== Given problem ==
Count how many lines of the data below contain the string "ylabel"; the reply should be that number alone.

━━━━━━

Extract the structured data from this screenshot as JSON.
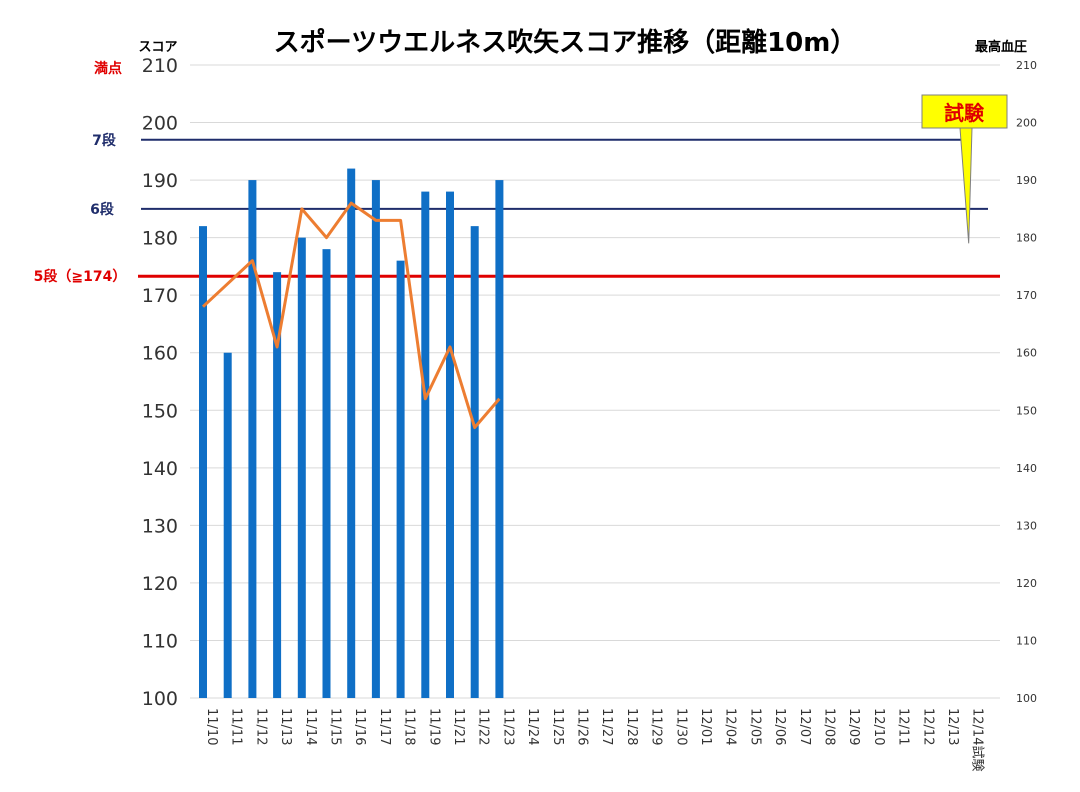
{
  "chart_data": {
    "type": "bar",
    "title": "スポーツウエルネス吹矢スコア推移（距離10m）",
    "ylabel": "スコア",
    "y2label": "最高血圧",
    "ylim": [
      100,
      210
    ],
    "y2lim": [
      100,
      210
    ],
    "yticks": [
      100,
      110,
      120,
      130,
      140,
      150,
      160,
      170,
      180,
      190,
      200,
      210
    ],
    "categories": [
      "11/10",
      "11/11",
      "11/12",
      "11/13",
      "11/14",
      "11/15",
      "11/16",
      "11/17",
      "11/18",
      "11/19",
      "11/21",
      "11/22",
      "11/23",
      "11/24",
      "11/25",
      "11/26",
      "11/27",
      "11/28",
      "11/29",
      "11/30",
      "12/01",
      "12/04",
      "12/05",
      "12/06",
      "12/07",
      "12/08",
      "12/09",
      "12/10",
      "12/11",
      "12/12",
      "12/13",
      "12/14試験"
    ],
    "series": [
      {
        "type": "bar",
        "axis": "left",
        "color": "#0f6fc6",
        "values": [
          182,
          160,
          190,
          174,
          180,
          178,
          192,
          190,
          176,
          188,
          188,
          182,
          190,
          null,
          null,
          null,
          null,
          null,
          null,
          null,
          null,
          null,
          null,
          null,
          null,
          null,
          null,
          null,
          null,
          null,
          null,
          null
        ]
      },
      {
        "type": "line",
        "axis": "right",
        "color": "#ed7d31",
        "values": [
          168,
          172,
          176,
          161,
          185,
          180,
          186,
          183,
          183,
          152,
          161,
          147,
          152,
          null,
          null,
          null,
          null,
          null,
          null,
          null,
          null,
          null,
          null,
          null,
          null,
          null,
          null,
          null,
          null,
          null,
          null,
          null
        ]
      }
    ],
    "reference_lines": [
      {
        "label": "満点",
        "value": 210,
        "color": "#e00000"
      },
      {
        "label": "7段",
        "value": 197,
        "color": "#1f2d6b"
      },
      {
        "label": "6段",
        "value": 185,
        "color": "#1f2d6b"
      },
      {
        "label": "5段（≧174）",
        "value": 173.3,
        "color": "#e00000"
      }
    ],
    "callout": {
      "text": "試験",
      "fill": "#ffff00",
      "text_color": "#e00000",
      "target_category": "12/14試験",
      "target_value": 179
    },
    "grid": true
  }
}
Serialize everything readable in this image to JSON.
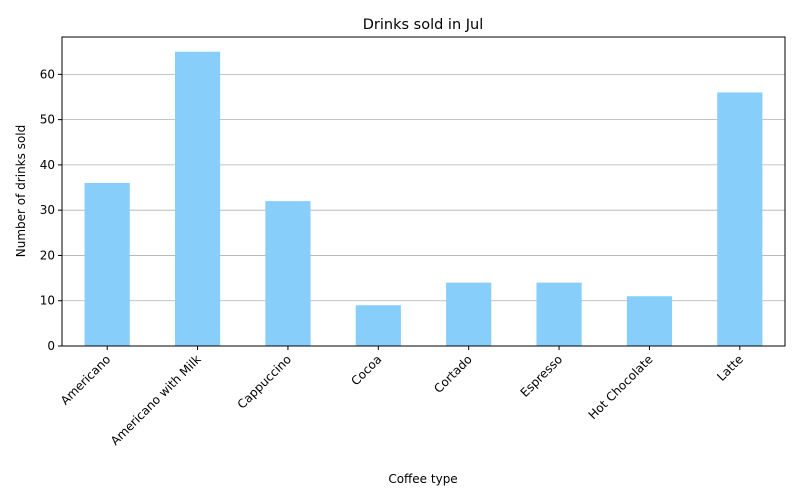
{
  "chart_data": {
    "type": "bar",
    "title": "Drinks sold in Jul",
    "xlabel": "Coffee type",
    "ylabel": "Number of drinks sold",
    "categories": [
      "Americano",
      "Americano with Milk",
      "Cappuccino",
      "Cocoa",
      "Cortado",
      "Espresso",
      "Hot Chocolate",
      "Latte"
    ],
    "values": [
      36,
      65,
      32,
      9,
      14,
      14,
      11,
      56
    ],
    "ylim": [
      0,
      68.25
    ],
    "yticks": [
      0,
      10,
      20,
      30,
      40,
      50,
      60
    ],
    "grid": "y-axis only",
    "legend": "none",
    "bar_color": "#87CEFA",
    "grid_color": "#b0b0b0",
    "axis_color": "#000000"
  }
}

━━━━━━

== Answer ==
2